■ **EXERCISE REQUIREMENTS**:
Can you transcribe every line exactly and leave the pictures behind?

■ **GIVEN RECORDS**:
--- Begin ---

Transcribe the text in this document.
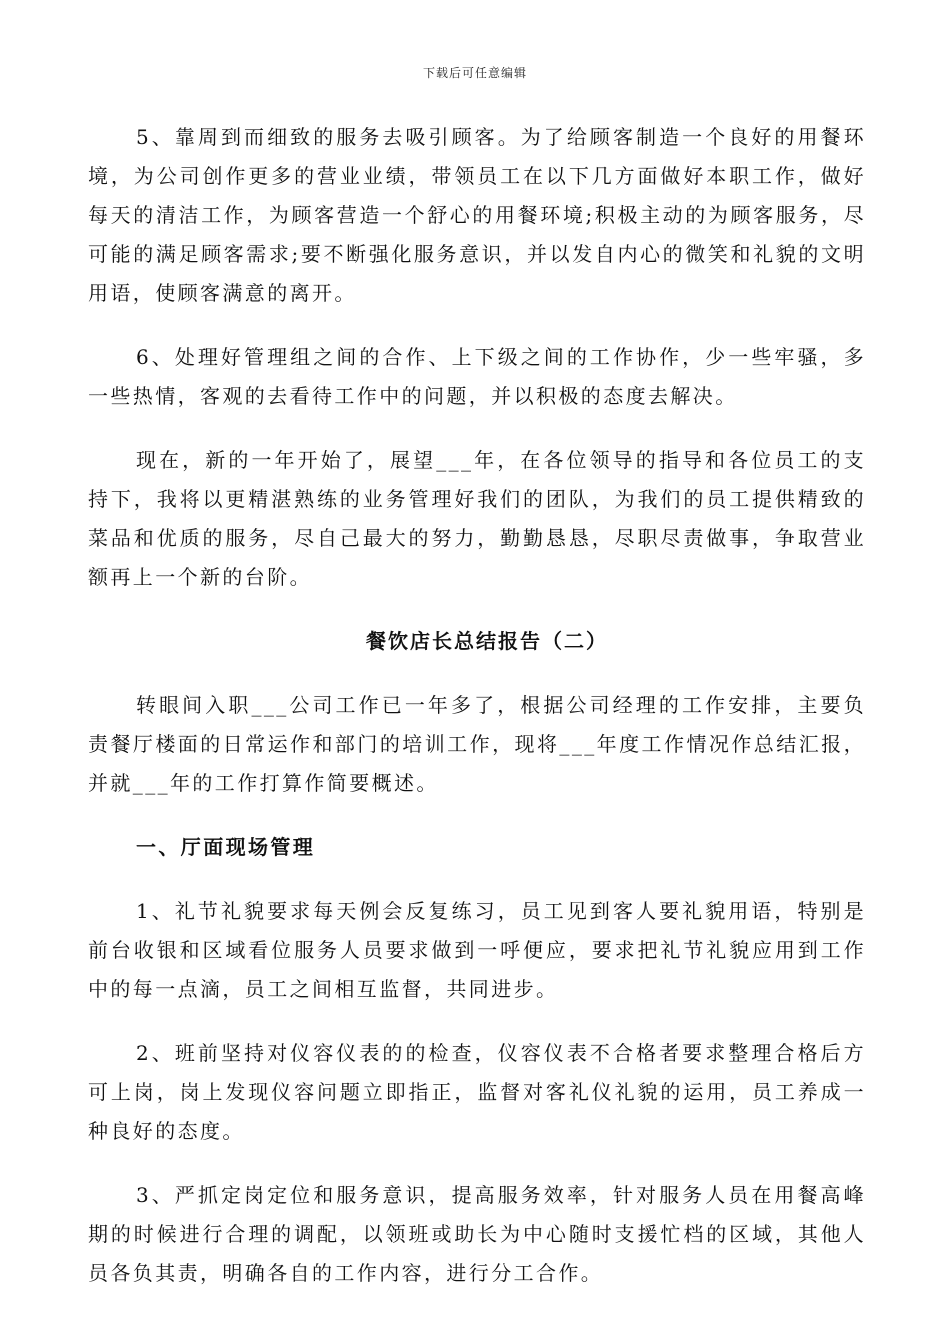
下载后可任意编辑

5、靠周到而细致的服务去吸引顾客。为了给顾客制造一个良好的用餐环境，为公司创作更多的营业业绩，带领员工在以下几方面做好本职工作，做好每天的清洁工作，为顾客营造一个舒心的用餐环境;积极主动的为顾客服务，尽可能的满足顾客需求;要不断强化服务意识，并以发自内心的微笑和礼貌的文明用语，使顾客满意的离开。

6、处理好管理组之间的合作、上下级之间的工作协作，少一些牢骚，多一些热情，客观的去看待工作中的问题，并以积极的态度去解决。

现在，新的一年开始了，展望___年，在各位领导的指导和各位员工的支持下，我将以更精湛熟练的业务管理好我们的团队，为我们的员工提供精致的菜品和优质的服务，尽自己最大的努力，勤勤恳恳，尽职尽责做事，争取营业额再上一个新的台阶。

餐饮店长总结报告（二）

转眼间入职___公司工作已一年多了，根据公司经理的工作安排，主要负责餐厅楼面的日常运作和部门的培训工作，现将___年度工作情况作总结汇报，并就___年的工作打算作简要概述。

一、厅面现场管理

1、礼节礼貌要求每天例会反复练习，员工见到客人要礼貌用语，特别是前台收银和区域看位服务人员要求做到一呼便应，要求把礼节礼貌应用到工作中的每一点滴，员工之间相互监督，共同进步。

2、班前坚持对仪容仪表的的检查，仪容仪表不合格者要求整理合格后方可上岗，岗上发现仪容问题立即指正，监督对客礼仪礼貌的运用，员工养成一种良好的态度。

3、严抓定岗定位和服务意识，提高服务效率，针对服务人员在用餐高峰期的时候进行合理的调配，以领班或助长为中心随时支援忙档的区域，其他人员各负其责，明确各自的工作内容，进行分工合作。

--- End ---

■ **THE ANSWER**:
Transcribe the text in this document.
下载后可任意编辑

5、靠周到而细致的服务去吸引顾客。为了给顾客制造一个良好的用餐环境，为公司创作更多的营业业绩，带领员工在以下几方面做好本职工作，做好每天的清洁工作，为顾客营造一个舒心的用餐环境;积极主动的为顾客服务，尽可能的满足顾客需求;要不断强化服务意识，并以发自内心的微笑和礼貌的文明用语，使顾客满意的离开。

6、处理好管理组之间的合作、上下级之间的工作协作，少一些牢骚，多一些热情，客观的去看待工作中的问题，并以积极的态度去解决。

现在，新的一年开始了，展望___年，在各位领导的指导和各位员工的支持下，我将以更精湛熟练的业务管理好我们的团队，为我们的员工提供精致的菜品和优质的服务，尽自己最大的努力，勤勤恳恳，尽职尽责做事，争取营业额再上一个新的台阶。

餐饮店长总结报告（二）

转眼间入职___公司工作已一年多了，根据公司经理的工作安排，主要负责餐厅楼面的日常运作和部门的培训工作，现将___年度工作情况作总结汇报，并就___年的工作打算作简要概述。

一、厅面现场管理

1、礼节礼貌要求每天例会反复练习，员工见到客人要礼貌用语，特别是前台收银和区域看位服务人员要求做到一呼便应，要求把礼节礼貌应用到工作中的每一点滴，员工之间相互监督，共同进步。

2、班前坚持对仪容仪表的的检查，仪容仪表不合格者要求整理合格后方可上岗，岗上发现仪容问题立即指正，监督对客礼仪礼貌的运用，员工养成一种良好的态度。

3、严抓定岗定位和服务意识，提高服务效率，针对服务人员在用餐高峰期的时候进行合理的调配，以领班或助长为中心随时支援忙档的区域，其他人员各负其责，明确各自的工作内容，进行分工合作。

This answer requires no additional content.